> _REQUIRED TASK_:
Reproduce each line exactly, including spacing and punctuation.

[Raw records]
+++

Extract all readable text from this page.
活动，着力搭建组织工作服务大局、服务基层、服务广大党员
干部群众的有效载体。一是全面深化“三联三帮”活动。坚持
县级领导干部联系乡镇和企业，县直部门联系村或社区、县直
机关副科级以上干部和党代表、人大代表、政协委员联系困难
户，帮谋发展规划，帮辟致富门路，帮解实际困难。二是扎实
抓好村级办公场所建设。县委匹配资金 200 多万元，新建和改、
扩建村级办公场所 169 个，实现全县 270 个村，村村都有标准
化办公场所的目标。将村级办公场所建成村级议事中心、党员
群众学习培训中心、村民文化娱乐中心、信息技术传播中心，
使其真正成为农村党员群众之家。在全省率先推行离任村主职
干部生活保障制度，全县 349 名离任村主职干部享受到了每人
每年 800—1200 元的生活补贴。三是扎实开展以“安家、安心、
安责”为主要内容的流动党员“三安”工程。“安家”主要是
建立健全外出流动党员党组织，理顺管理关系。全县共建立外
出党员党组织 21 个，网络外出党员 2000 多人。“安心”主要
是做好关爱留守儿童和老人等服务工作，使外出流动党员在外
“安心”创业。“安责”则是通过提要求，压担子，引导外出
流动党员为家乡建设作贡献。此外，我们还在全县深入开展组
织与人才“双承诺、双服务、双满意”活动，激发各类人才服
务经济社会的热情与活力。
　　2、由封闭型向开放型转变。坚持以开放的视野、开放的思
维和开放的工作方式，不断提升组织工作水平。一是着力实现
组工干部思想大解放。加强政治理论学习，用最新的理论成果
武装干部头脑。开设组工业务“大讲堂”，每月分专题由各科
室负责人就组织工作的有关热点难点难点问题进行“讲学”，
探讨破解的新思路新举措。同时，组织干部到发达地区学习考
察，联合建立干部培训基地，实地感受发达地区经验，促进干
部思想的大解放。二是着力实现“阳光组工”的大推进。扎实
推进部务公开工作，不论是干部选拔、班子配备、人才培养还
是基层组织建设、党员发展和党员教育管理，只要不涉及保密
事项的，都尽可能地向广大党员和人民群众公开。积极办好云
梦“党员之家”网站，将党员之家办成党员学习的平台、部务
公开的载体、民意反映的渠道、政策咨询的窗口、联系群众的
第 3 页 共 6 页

+++

> _RESPONSE_:
Extract all readable text from this page.
活动，着力搭建组织工作服务大局、服务基层、服务广大党员
干部群众的有效载体。一是全面深化“三联三帮”活动。坚持
县级领导干部联系乡镇和企业，县直部门联系村或社区、县直
机关副科级以上干部和党代表、人大代表、政协委员联系困难
户，帮谋发展规划，帮辟致富门路，帮解实际困难。二是扎实
抓好村级办公场所建设。县委匹配资金 200 多万元，新建和改、
扩建村级办公场所 169 个，实现全县 270 个村，村村都有标准
化办公场所的目标。将村级办公场所建成村级议事中心、党员
群众学习培训中心、村民文化娱乐中心、信息技术传播中心，
使其真正成为农村党员群众之家。在全省率先推行离任村主职
干部生活保障制度，全县 349 名离任村主职干部享受到了每人
每年 800—1200 元的生活补贴。三是扎实开展以“安家、安心、
安责”为主要内容的流动党员“三安”工程。“安家”主要是
建立健全外出流动党员党组织，理顺管理关系。全县共建立外
出党员党组织 21 个，网络外出党员 2000 多人。“安心”主要
是做好关爱留守儿童和老人等服务工作，使外出流动党员在外
“安心”创业。“安责”则是通过提要求，压担子，引导外出
流动党员为家乡建设作贡献。此外，我们还在全县深入开展组
织与人才“双承诺、双服务、双满意”活动，激发各类人才服
务经济社会的热情与活力。
　　2、由封闭型向开放型转变。坚持以开放的视野、开放的思
维和开放的工作方式，不断提升组织工作水平。一是着力实现
组工干部思想大解放。加强政治理论学习，用最新的理论成果
武装干部头脑。开设组工业务“大讲堂”，每月分专题由各科
室负责人就组织工作的有关热点难点难点问题进行“讲学”，
探讨破解的新思路新举措。同时，组织干部到发达地区学习考
察，联合建立干部培训基地，实地感受发达地区经验，促进干
部思想的大解放。二是着力实现“阳光组工”的大推进。扎实
推进部务公开工作，不论是干部选拔、班子配备、人才培养还
是基层组织建设、党员发展和党员教育管理，只要不涉及保密
事项的，都尽可能地向广大党员和人民群众公开。积极办好云
梦“党员之家”网站，将党员之家办成党员学习的平台、部务
公开的载体、民意反映的渠道、政策咨询的窗口、联系群众的
第 3 页 共 6 页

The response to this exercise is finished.